- [Items from a data source]
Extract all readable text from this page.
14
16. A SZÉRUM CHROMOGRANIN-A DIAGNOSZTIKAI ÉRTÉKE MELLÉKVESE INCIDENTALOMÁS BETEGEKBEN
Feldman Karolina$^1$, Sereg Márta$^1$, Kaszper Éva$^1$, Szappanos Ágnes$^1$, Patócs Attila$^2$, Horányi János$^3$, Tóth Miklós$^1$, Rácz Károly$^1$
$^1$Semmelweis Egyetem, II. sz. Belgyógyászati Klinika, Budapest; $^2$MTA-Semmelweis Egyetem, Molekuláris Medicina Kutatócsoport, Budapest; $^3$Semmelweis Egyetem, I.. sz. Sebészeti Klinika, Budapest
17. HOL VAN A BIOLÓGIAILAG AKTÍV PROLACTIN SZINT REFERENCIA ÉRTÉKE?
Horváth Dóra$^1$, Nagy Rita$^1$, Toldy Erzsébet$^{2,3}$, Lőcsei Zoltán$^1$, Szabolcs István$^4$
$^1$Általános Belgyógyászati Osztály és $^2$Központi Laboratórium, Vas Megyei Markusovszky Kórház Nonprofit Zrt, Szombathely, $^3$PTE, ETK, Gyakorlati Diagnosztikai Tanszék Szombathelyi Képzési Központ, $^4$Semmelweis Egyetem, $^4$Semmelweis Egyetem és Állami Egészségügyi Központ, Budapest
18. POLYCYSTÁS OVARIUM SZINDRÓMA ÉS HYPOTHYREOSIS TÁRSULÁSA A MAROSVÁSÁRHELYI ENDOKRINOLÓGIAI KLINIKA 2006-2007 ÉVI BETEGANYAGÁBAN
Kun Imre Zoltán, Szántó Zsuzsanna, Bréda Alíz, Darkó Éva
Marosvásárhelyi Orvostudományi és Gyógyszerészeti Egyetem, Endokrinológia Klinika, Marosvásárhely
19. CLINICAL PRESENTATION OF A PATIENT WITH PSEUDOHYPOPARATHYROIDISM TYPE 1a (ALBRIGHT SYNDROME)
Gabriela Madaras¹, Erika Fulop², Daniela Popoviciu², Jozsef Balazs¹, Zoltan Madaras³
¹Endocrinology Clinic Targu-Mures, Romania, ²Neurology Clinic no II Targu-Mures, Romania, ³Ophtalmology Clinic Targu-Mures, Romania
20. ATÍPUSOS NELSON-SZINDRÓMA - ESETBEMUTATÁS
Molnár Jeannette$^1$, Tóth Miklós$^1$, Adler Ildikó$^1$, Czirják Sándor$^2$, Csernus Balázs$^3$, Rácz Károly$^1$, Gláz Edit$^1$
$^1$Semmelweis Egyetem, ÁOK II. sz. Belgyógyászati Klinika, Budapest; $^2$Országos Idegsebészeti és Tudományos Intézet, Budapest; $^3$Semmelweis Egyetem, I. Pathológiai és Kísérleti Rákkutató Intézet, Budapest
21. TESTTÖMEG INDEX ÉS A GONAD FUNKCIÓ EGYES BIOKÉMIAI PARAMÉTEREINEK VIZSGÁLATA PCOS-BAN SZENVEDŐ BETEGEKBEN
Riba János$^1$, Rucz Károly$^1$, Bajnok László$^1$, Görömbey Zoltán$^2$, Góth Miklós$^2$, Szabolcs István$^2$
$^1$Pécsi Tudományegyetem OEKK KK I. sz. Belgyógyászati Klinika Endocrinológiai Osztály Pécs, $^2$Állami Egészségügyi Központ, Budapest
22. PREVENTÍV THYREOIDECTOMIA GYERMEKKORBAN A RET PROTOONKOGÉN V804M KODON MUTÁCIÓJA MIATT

- [Aim of the task] Every entry should be output exactly as written, please.

- [Exercise result]
Extract all readable text from this page.
14
16. A SZÉRUM CHROMOGRANIN-A DIAGNOSZTIKAI ÉRTÉKE MELLÉKVESE INCIDENTALOMÁS BETEGEKBEN
Feldman Karolina$^1$, Sereg Márta$^1$, Kaszper Éva$^1$, Szappanos Ágnes$^1$, Patócs Attila$^2$, Horányi János$^3$, Tóth Miklós$^1$, Rácz Károly$^1$
$^1$Semmelweis Egyetem, II. sz. Belgyógyászati Klinika, Budapest; $^2$MTA-Semmelweis Egyetem, Molekuláris Medicina Kutatócsoport, Budapest; $^3$Semmelweis Egyetem, I.. sz. Sebészeti Klinika, Budapest
17. HOL VAN A BIOLÓGIAILAG AKTÍV PROLACTIN SZINT REFERENCIA ÉRTÉKE?
Horváth Dóra$^1$, Nagy Rita$^1$, Toldy Erzsébet$^{2,3}$, Lőcsei Zoltán$^1$, Szabolcs István$^4$
$^1$Általános Belgyógyászati Osztály és $^2$Központi Laboratórium, Vas Megyei Markusovszky Kórház Nonprofit Zrt, Szombathely, $^3$PTE, ETK, Gyakorlati Diagnosztikai Tanszék Szombathelyi Képzési Központ, $^4$Semmelweis Egyetem, $^4$Semmelweis Egyetem és Állami Egészségügyi Központ, Budapest
18. POLYCYSTÁS OVARIUM SZINDRÓMA ÉS HYPOTHYREOSIS TÁRSULÁSA A MAROSVÁSÁRHELYI ENDOKRINOLÓGIAI KLINIKA 2006-2007 ÉVI BETEGANYAGÁBAN
Kun Imre Zoltán, Szántó Zsuzsanna, Bréda Alíz, Darkó Éva
Marosvásárhelyi Orvostudományi és Gyógyszerészeti Egyetem, Endokrinológia Klinika, Marosvásárhely
19. CLINICAL PRESENTATION OF A PATIENT WITH PSEUDOHYPOPARATHYROIDISM TYPE 1a (ALBRIGHT SYNDROME)
Gabriela Madaras¹, Erika Fulop², Daniela Popoviciu², Jozsef Balazs¹, Zoltan Madaras³
¹Endocrinology Clinic Targu-Mures, Romania, ²Neurology Clinic no II Targu-Mures, Romania, ³Ophtalmology Clinic Targu-Mures, Romania
20. ATÍPUSOS NELSON-SZINDRÓMA - ESETBEMUTATÁS
Molnár Jeannette$^1$, Tóth Miklós$^1$, Adler Ildikó$^1$, Czirják Sándor$^2$, Csernus Balázs$^3$, Rácz Károly$^1$, Gláz Edit$^1$
$^1$Semmelweis Egyetem, ÁOK II. sz. Belgyógyászati Klinika, Budapest; $^2$Országos Idegsebészeti és Tudományos Intézet, Budapest; $^3$Semmelweis Egyetem, I. Pathológiai és Kísérleti Rákkutató Intézet, Budapest
21. TESTTÖMEG INDEX ÉS A GONAD FUNKCIÓ EGYES BIOKÉMIAI PARAMÉTEREINEK VIZSGÁLATA PCOS-BAN SZENVEDŐ BETEGEKBEN
Riba János$^1$, Rucz Károly$^1$, Bajnok László$^1$, Görömbey Zoltán$^2$, Góth Miklós$^2$, Szabolcs István$^2$
$^1$Pécsi Tudományegyetem OEKK KK I. sz. Belgyógyászati Klinika Endocrinológiai Osztály Pécs, $^2$Állami Egészségügyi Központ, Budapest
22. PREVENTÍV THYREOIDECTOMIA GYERMEKKORBAN A RET PROTOONKOGÉN V804M KODON MUTÁCIÓJA MIATT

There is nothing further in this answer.